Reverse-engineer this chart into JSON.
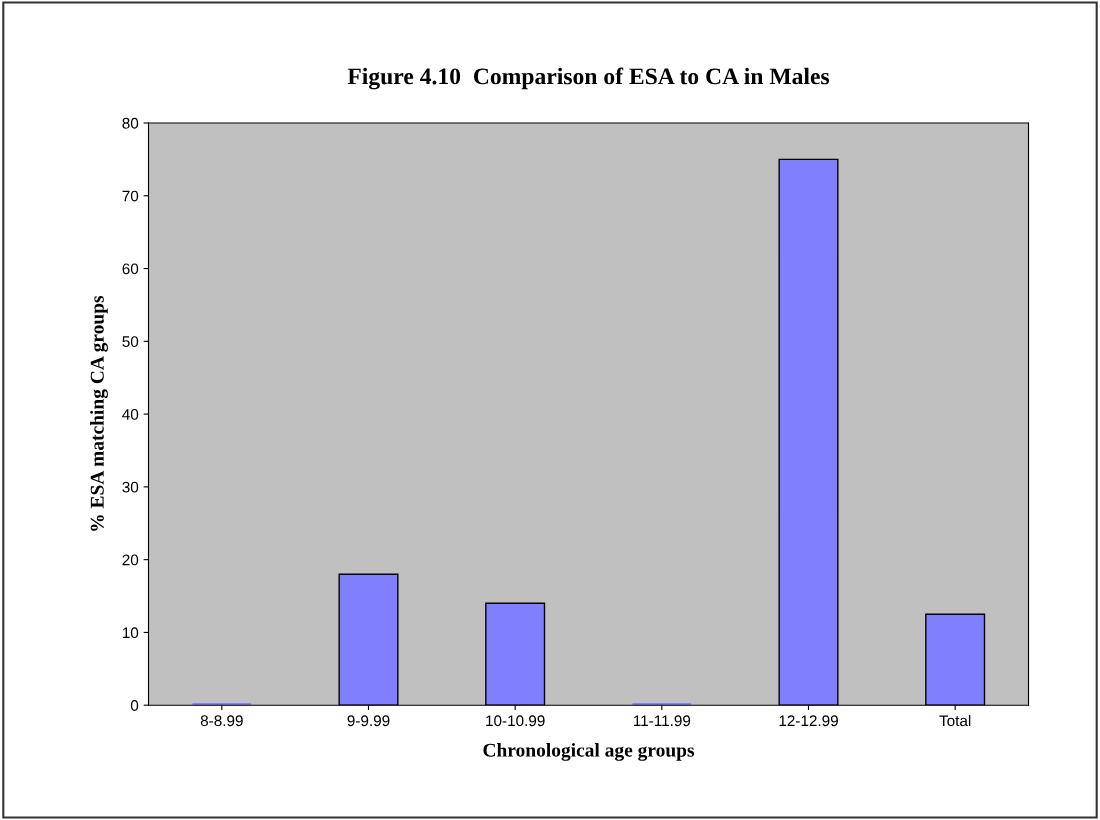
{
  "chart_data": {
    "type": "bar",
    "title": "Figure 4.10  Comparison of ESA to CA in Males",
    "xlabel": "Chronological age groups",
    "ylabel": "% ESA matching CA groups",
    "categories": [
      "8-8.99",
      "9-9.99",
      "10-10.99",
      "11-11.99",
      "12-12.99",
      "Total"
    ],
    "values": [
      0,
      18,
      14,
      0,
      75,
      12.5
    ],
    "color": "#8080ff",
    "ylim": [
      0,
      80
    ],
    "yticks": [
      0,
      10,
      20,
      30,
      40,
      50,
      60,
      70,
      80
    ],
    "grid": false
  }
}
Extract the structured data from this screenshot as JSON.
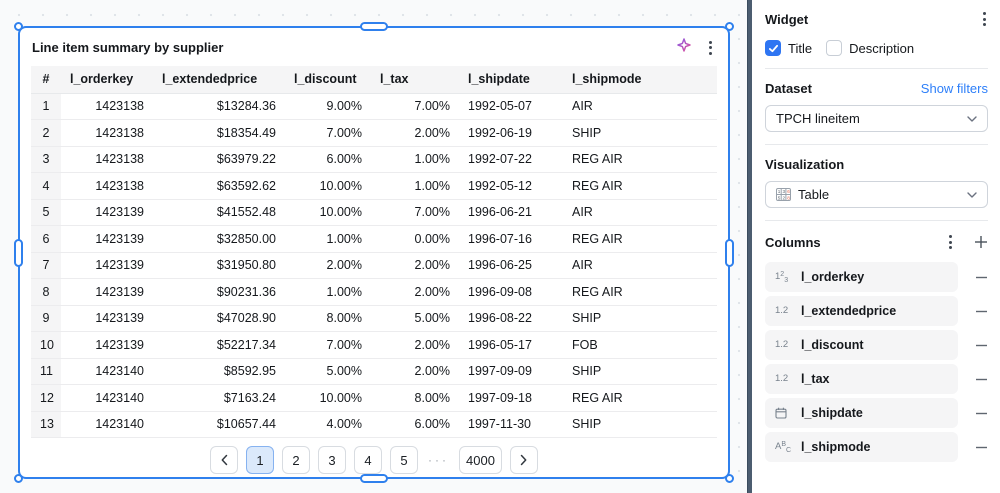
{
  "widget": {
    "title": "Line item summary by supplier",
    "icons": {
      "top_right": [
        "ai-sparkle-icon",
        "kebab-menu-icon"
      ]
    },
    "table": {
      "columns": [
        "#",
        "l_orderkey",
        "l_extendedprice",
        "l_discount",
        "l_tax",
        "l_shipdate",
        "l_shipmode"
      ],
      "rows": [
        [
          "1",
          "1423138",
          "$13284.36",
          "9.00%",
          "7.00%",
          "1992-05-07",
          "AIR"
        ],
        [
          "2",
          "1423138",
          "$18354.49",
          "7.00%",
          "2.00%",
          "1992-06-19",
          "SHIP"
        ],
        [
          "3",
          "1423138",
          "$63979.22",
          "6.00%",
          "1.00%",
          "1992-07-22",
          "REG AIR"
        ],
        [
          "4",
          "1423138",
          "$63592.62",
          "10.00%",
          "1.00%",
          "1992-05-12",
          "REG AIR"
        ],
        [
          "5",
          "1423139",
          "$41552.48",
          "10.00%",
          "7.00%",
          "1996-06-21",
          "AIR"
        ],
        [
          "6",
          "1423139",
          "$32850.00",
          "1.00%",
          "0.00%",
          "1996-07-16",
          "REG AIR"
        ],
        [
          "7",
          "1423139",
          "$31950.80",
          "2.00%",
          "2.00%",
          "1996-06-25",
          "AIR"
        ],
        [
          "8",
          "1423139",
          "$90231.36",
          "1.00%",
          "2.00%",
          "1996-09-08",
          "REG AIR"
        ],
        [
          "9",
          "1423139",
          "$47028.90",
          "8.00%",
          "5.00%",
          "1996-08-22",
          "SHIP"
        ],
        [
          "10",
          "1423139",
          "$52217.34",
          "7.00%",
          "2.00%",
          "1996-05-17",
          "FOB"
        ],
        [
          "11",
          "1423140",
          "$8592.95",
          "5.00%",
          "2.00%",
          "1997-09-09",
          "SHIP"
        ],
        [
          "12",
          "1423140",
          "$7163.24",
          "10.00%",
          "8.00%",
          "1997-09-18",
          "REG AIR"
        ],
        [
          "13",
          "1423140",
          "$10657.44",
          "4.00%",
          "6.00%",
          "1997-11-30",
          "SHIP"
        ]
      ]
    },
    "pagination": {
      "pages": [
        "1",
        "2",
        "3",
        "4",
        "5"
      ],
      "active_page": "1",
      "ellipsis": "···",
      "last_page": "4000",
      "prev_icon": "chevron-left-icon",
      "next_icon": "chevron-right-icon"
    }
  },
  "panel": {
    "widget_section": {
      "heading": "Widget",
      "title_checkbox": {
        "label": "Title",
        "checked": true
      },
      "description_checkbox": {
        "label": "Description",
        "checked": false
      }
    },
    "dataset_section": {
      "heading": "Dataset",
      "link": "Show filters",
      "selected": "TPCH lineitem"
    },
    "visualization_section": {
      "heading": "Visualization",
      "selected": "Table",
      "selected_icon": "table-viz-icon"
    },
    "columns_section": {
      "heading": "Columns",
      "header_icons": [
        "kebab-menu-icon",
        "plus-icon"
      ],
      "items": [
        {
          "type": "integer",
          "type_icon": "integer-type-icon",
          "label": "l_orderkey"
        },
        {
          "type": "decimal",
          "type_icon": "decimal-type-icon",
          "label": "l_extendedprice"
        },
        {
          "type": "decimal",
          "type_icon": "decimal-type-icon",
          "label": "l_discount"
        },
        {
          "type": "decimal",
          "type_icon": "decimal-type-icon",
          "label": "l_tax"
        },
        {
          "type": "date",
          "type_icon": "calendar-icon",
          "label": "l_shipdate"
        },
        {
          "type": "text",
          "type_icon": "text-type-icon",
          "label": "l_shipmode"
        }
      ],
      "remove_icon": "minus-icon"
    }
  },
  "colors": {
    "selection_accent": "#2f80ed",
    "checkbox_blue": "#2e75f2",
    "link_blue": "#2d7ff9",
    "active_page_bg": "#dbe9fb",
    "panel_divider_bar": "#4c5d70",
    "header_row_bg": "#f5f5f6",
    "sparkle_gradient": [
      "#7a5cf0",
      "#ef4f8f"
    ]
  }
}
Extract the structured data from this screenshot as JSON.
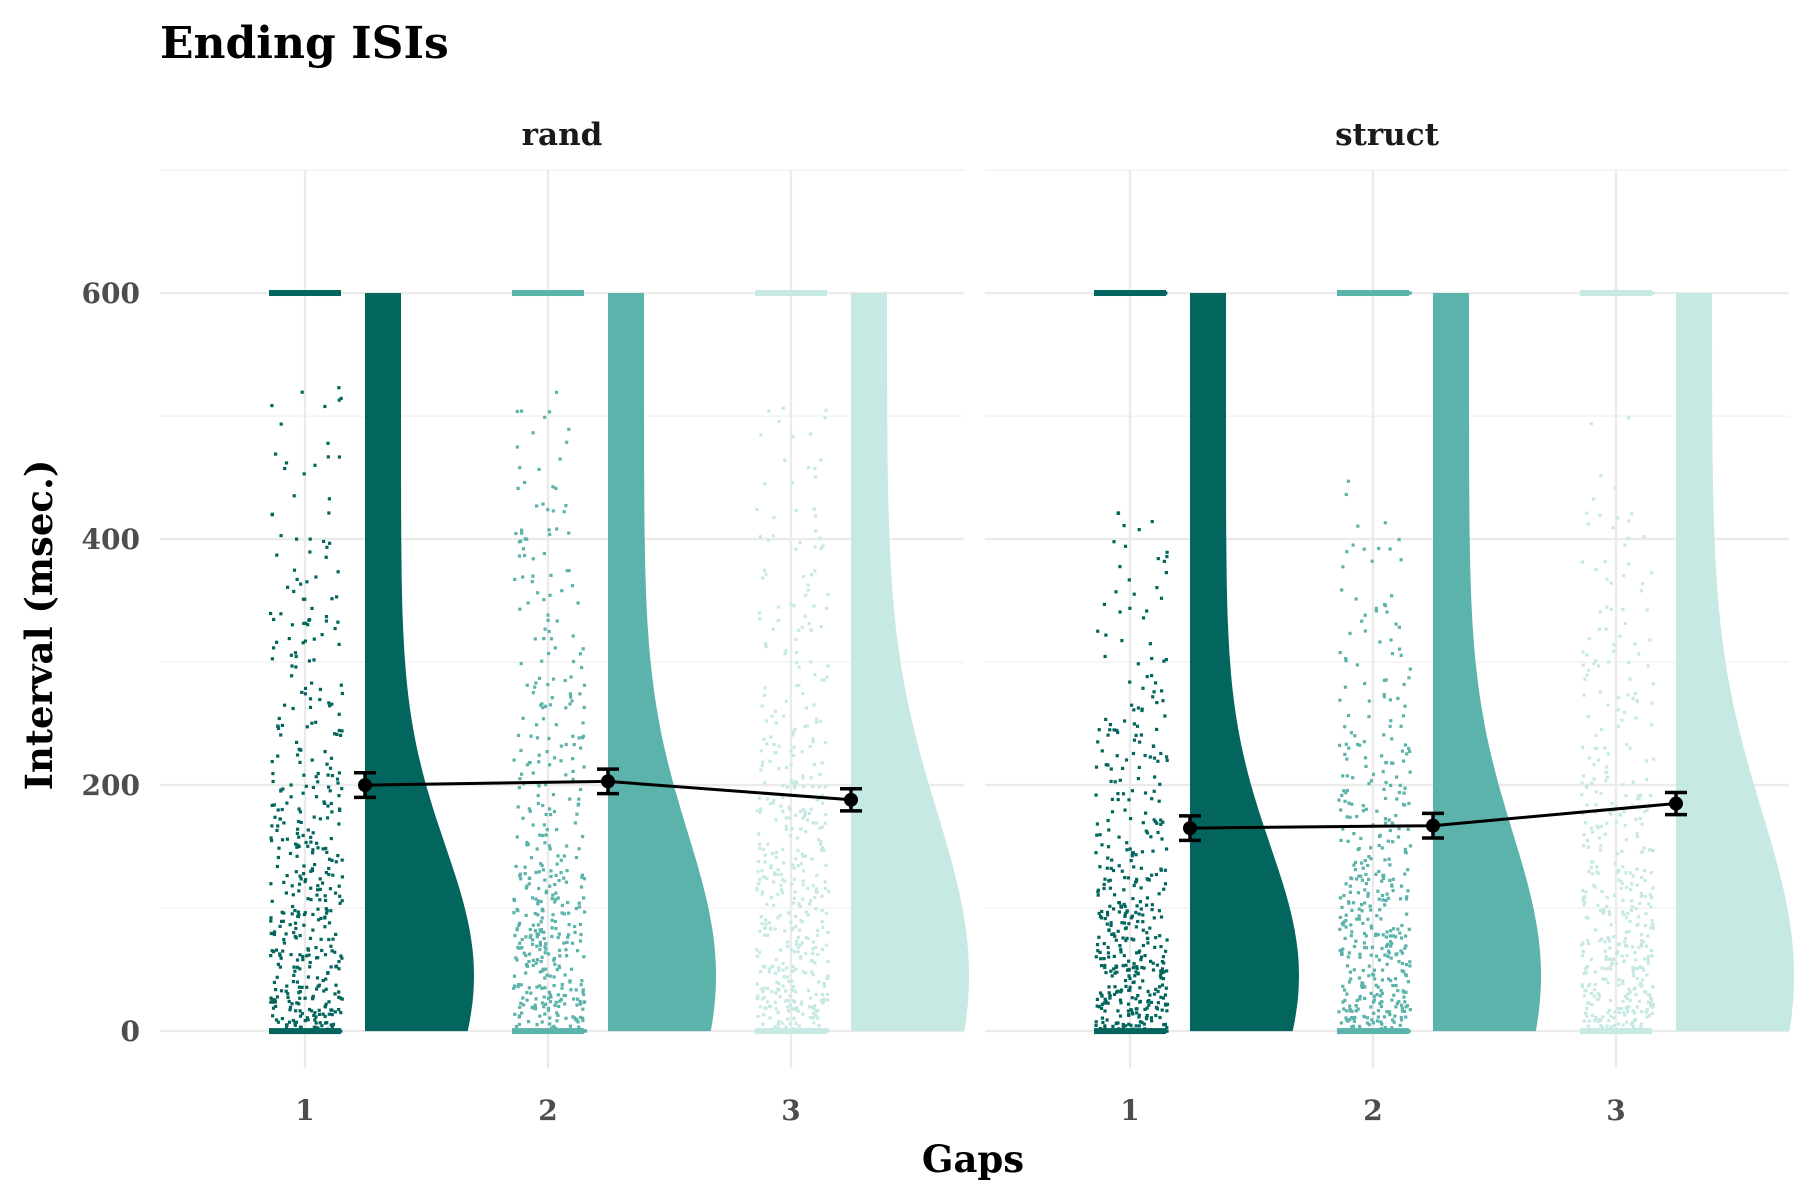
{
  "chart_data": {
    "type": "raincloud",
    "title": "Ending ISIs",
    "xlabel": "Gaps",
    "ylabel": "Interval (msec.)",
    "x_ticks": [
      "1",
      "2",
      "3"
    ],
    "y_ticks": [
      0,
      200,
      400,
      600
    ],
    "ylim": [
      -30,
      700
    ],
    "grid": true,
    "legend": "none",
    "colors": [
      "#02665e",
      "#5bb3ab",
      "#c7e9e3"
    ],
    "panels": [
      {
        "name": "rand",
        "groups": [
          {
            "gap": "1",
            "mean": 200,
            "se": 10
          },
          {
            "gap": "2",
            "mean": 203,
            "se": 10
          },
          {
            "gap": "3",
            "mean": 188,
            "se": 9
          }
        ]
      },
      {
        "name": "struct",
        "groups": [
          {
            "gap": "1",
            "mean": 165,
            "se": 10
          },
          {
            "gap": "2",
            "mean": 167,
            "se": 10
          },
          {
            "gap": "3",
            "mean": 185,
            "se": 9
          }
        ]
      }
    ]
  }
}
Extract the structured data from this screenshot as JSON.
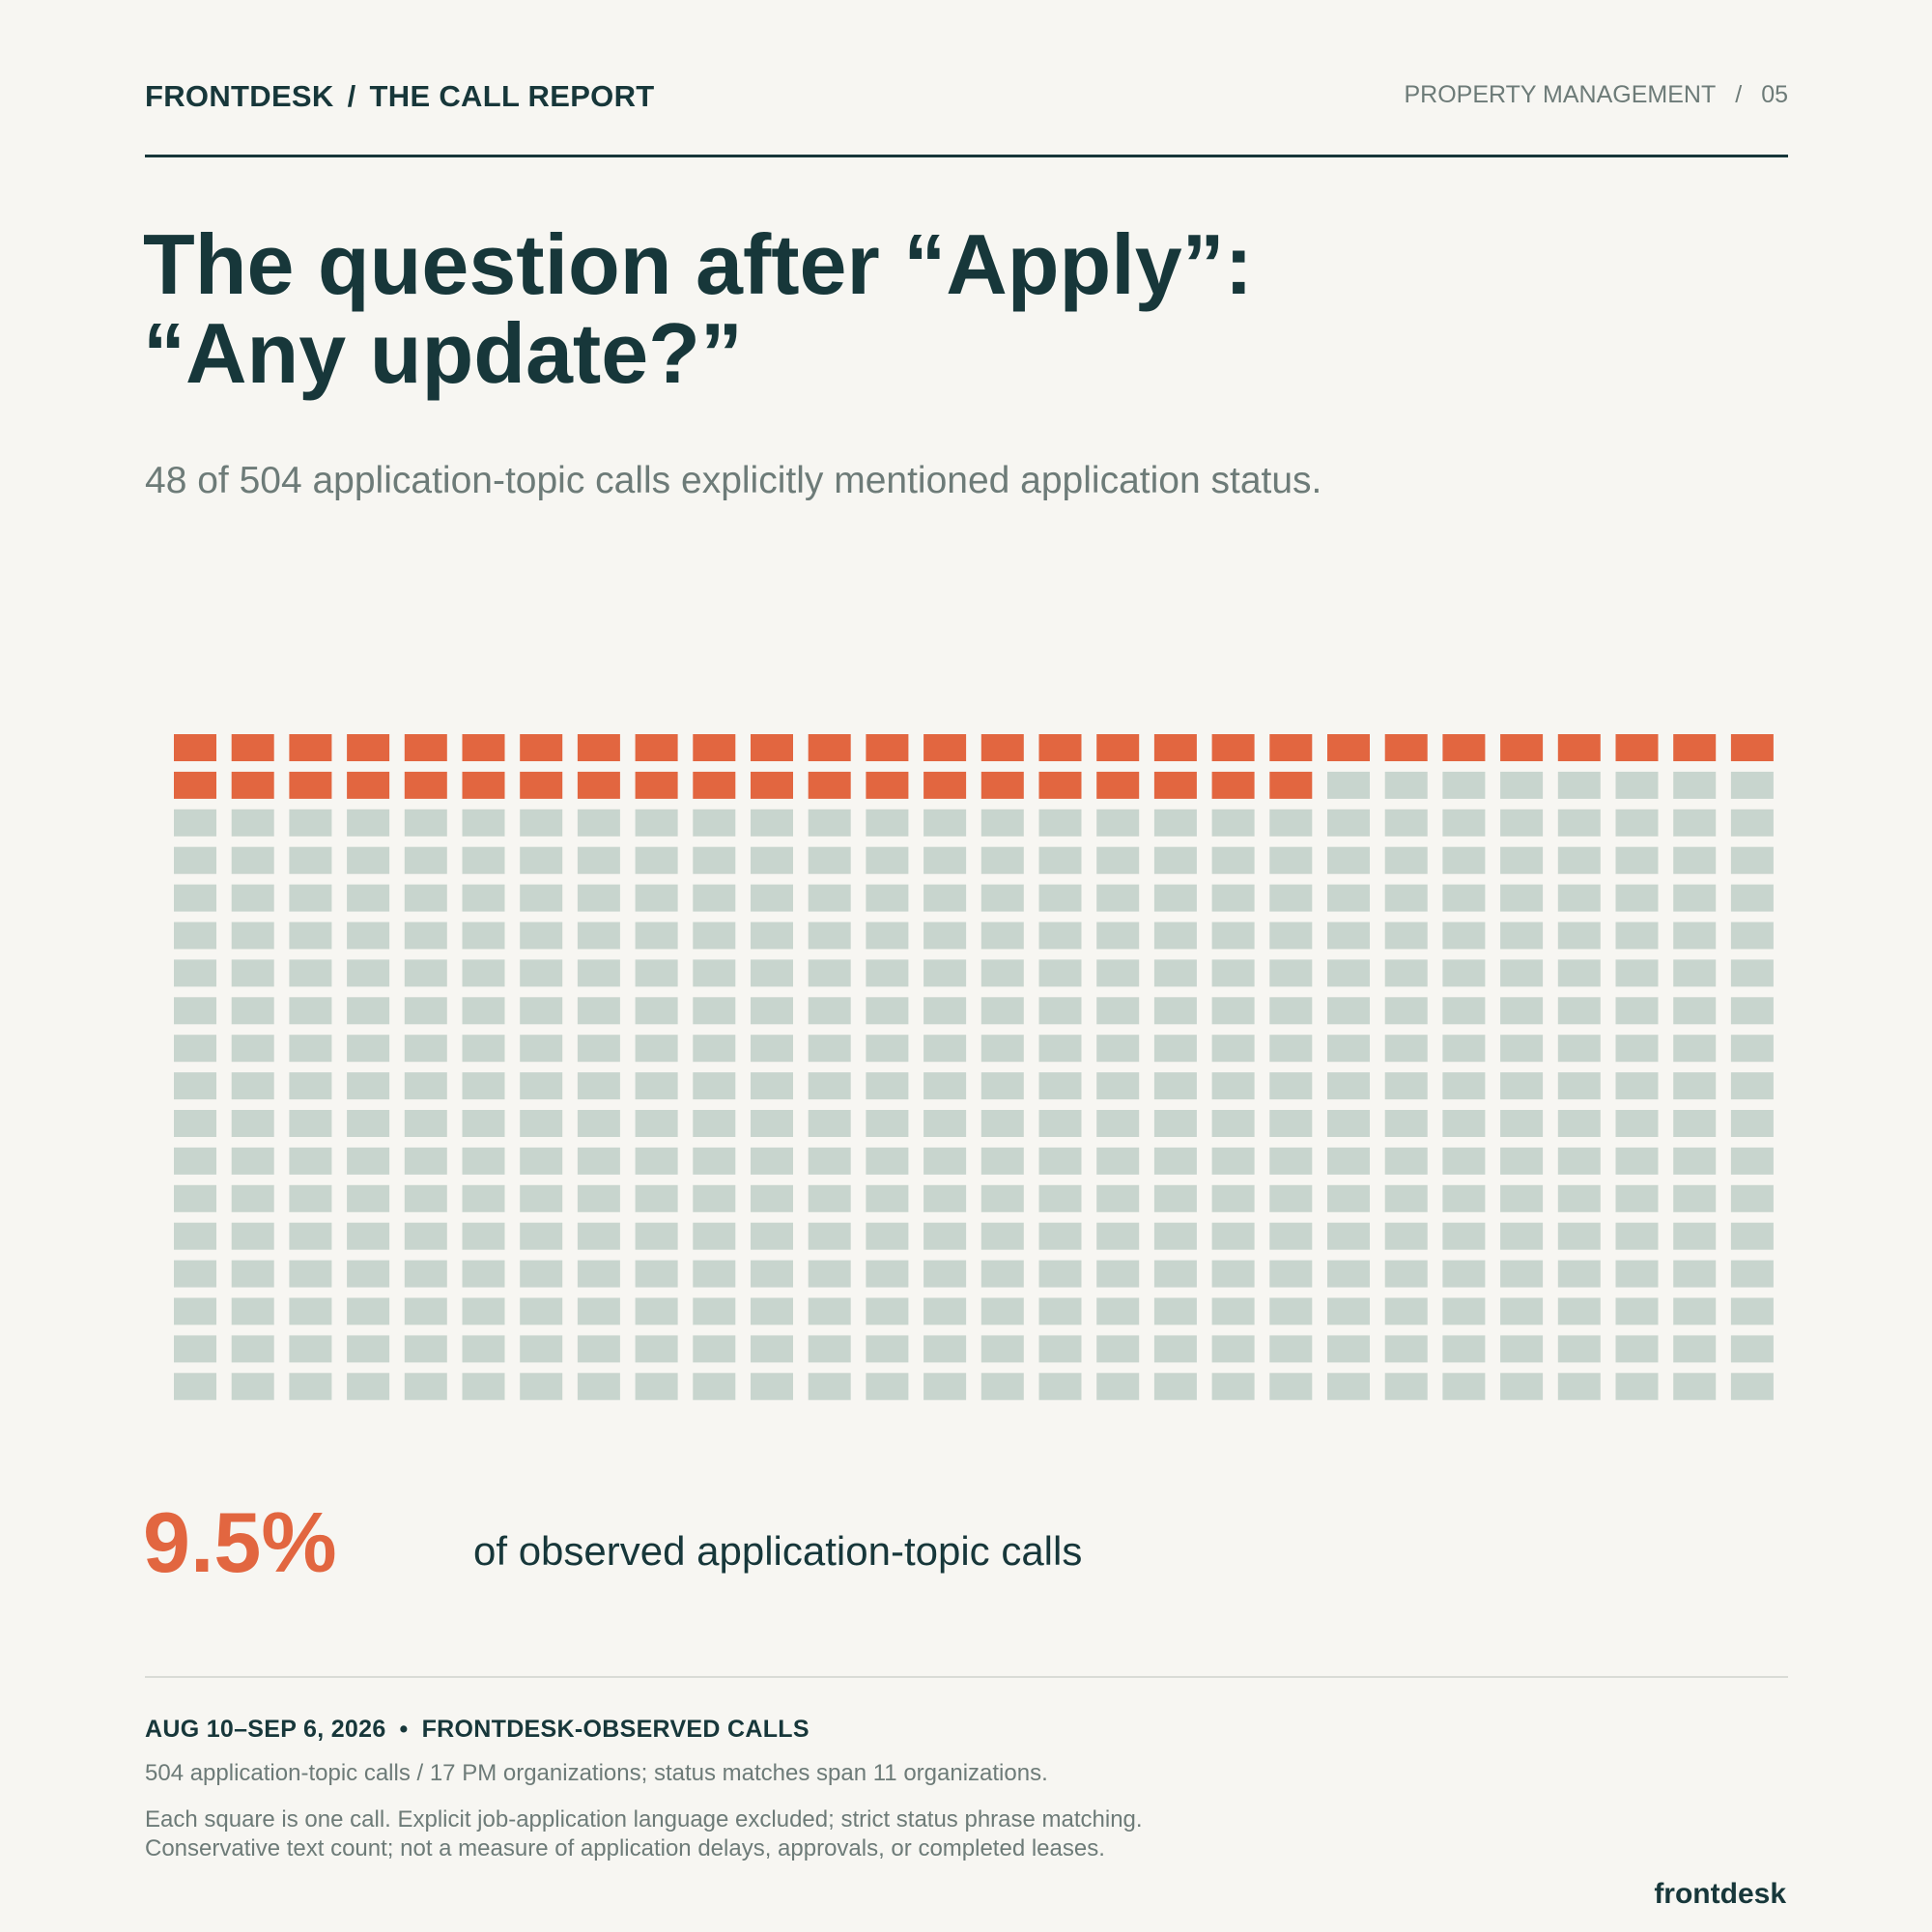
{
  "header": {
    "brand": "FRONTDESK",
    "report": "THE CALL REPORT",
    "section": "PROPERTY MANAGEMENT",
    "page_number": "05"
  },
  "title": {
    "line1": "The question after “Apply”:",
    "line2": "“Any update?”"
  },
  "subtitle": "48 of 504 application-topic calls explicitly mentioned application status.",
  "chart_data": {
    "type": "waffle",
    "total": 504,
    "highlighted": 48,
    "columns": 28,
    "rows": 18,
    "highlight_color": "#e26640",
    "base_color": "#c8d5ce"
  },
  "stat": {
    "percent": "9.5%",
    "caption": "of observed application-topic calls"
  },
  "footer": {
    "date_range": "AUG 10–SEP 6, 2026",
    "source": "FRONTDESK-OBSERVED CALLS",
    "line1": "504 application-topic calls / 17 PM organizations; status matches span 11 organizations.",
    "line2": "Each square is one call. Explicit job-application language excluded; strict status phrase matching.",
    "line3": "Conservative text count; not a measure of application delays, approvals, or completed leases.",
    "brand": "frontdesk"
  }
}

| Problem description |
Scan the material above. Extract every line in which the word "text" occurs.

| Answer to the exercise |
          "type": "text",
          "type_icon": "text-type-icon",
    "line3": "Conservative text count; not a measure of application delays, approvals, or completed leases.",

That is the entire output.